**Stated problem**
Please reproduce every line of the records below word for word, leaving out the pictures.

Element location listings:
----
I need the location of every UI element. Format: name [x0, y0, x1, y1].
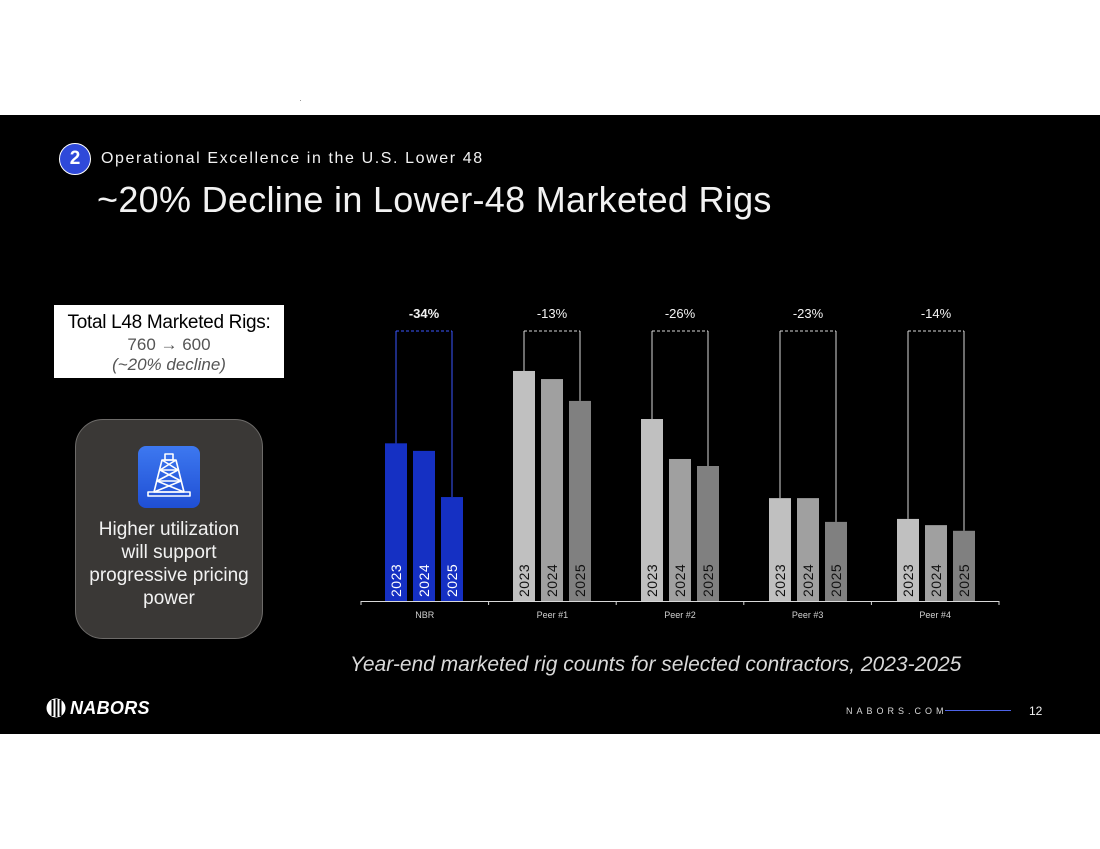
footer-rule [945, 710, 1011, 711]
bar-year-label: 2023 [900, 564, 916, 597]
total-rigs-box: Total L48 Marketed Rigs: 760 → 600 (~20%… [54, 305, 284, 378]
chart-caption: Year-end marketed rig counts for selecte… [350, 653, 962, 676]
section-number-badge: 2 [59, 143, 91, 175]
bar-year-label: 2023 [516, 564, 532, 597]
page-title: ~20% Decline in Lower-48 Marketed Rigs [97, 179, 772, 220]
oil-rig-icon [138, 446, 200, 508]
change-label: -23% [793, 306, 824, 321]
utilization-text: Higher utilization will support progress… [89, 519, 249, 609]
bar-year-label: 2024 [544, 564, 560, 597]
bar-peer4-2024 [925, 525, 947, 601]
slide: 2 Operational Excellence in the U.S. Low… [0, 115, 1100, 734]
utilization-card: Higher utilization will support progress… [75, 419, 263, 639]
decorative-dot [300, 100, 301, 101]
bar-year-label: 2023 [388, 564, 404, 597]
bar-peer1-2023 [513, 370, 535, 601]
bar-year-label: 2023 [772, 564, 788, 597]
bar-peer1-2025 [569, 400, 591, 601]
page-number: 12 [1029, 704, 1043, 718]
bar-peer3-2025 [825, 521, 847, 601]
bar-year-label: 2025 [828, 564, 844, 597]
change-label: -26% [665, 306, 696, 321]
bar-year-label: 2024 [928, 564, 944, 597]
category-label: NBR [415, 610, 435, 620]
total-rigs-heading: Total L48 Marketed Rigs: [67, 312, 271, 333]
total-rigs-decline: (~20% decline) [112, 355, 226, 374]
bar-peer2-2023 [641, 419, 663, 601]
nabors-logo-text: NABORS [70, 697, 150, 718]
category-label: Peer #3 [792, 610, 824, 620]
website-link[interactable]: NABORS.COM [846, 706, 948, 716]
bar-year-label: 2023 [644, 564, 660, 597]
section-title: Operational Excellence in the U.S. Lower… [101, 150, 484, 167]
bar-year-label: 2025 [700, 564, 716, 597]
nabors-logo: NABORS [46, 697, 150, 719]
bar-nbr-2024 [413, 450, 435, 601]
category-label: Peer #1 [537, 610, 569, 620]
bar-peer3-2023 [769, 498, 791, 601]
bar-year-label: 2024 [672, 564, 688, 597]
bar-year-label: 2024 [800, 564, 816, 597]
bar-peer1-2024 [541, 379, 563, 601]
rig-count-chart: 2023 2024 2025 -34% NBR 2023 2024 2025 -13% Peer … [360, 306, 1000, 620]
bar-year-label: 2025 [444, 564, 460, 597]
bar-peer3-2024 [797, 498, 819, 601]
bar-peer2-2025 [697, 466, 719, 601]
nabors-logo-icon [46, 698, 66, 718]
bar-nbr-2023 [385, 443, 407, 601]
bar-year-label: 2025 [956, 564, 972, 597]
change-label: -13% [537, 306, 568, 321]
category-label: Peer #4 [919, 610, 951, 620]
category-label: Peer #2 [664, 610, 696, 620]
bar-year-label: 2024 [416, 564, 432, 597]
change-label: -34% [409, 306, 440, 321]
bar-peer4-2025 [953, 530, 975, 601]
total-rigs-value: 760 → 600 [127, 335, 211, 354]
bar-peer4-2023 [897, 518, 919, 601]
bar-peer2-2024 [669, 458, 691, 601]
change-label: -14% [921, 306, 952, 321]
bar-nbr-2025 [441, 497, 463, 601]
bar-year-label: 2025 [572, 564, 588, 597]
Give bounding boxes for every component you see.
----
**Completed task**
I need the location of every UI element. Format: name [x0, y0, x1, y1].
footer-rule [945, 710, 1011, 711]
bar-year-label: 2023 [900, 564, 916, 597]
total-rigs-box: Total L48 Marketed Rigs: 760 → 600 (~20%… [54, 305, 284, 378]
chart-caption: Year-end marketed rig counts for selecte… [350, 653, 962, 676]
section-number-badge: 2 [59, 143, 91, 175]
bar-year-label: 2023 [516, 564, 532, 597]
page-title: ~20% Decline in Lower-48 Marketed Rigs [97, 179, 772, 220]
oil-rig-icon [138, 446, 200, 508]
change-label: -23% [793, 306, 824, 321]
utilization-text: Higher utilization will support progress… [89, 519, 249, 609]
bar-year-label: 2024 [544, 564, 560, 597]
bar-peer4-2024 [925, 525, 947, 601]
slide: 2 Operational Excellence in the U.S. Low… [0, 115, 1100, 734]
utilization-card: Higher utilization will support progress… [75, 419, 263, 639]
decorative-dot [300, 100, 301, 101]
bar-year-label: 2023 [388, 564, 404, 597]
bar-peer1-2023 [513, 370, 535, 601]
bar-year-label: 2023 [772, 564, 788, 597]
bar-peer1-2025 [569, 400, 591, 601]
page-number: 12 [1029, 704, 1043, 718]
bar-peer3-2025 [825, 521, 847, 601]
bar-year-label: 2025 [828, 564, 844, 597]
change-label: -26% [665, 306, 696, 321]
bar-year-label: 2024 [928, 564, 944, 597]
category-label: NBR [415, 610, 435, 620]
total-rigs-heading: Total L48 Marketed Rigs: [67, 312, 271, 333]
total-rigs-decline: (~20% decline) [112, 355, 226, 374]
bar-peer2-2023 [641, 419, 663, 601]
nabors-logo-text: NABORS [70, 697, 150, 718]
category-label: Peer #3 [792, 610, 824, 620]
website-link[interactable]: NABORS.COM [846, 706, 948, 716]
bar-year-label: 2023 [644, 564, 660, 597]
section-title: Operational Excellence in the U.S. Lower… [101, 150, 484, 167]
bar-year-label: 2025 [700, 564, 716, 597]
nabors-logo: NABORS [46, 697, 150, 719]
bar-nbr-2024 [413, 450, 435, 601]
category-label: Peer #1 [537, 610, 569, 620]
bar-peer3-2023 [769, 498, 791, 601]
bar-year-label: 2024 [672, 564, 688, 597]
bar-year-label: 2024 [800, 564, 816, 597]
bar-peer1-2024 [541, 379, 563, 601]
rig-count-chart: 2023 2024 2025 -34% NBR 2023 2024 2025 -13% Peer … [360, 306, 1000, 620]
bar-year-label: 2025 [444, 564, 460, 597]
bar-peer3-2024 [797, 498, 819, 601]
bar-peer2-2025 [697, 466, 719, 601]
nabors-logo-icon [46, 698, 66, 718]
bar-nbr-2023 [385, 443, 407, 601]
bar-year-label: 2025 [956, 564, 972, 597]
change-label: -13% [537, 306, 568, 321]
category-label: Peer #4 [919, 610, 951, 620]
category-label: Peer #2 [664, 610, 696, 620]
bar-year-label: 2024 [416, 564, 432, 597]
change-label: -34% [409, 306, 440, 321]
bar-peer4-2025 [953, 530, 975, 601]
total-rigs-value: 760 → 600 [127, 335, 211, 354]
bar-peer4-2023 [897, 518, 919, 601]
bar-peer2-2024 [669, 458, 691, 601]
change-label: -14% [921, 306, 952, 321]
bar-nbr-2025 [441, 497, 463, 601]
bar-year-label: 2025 [572, 564, 588, 597]
Give bounding boxes for every component you see.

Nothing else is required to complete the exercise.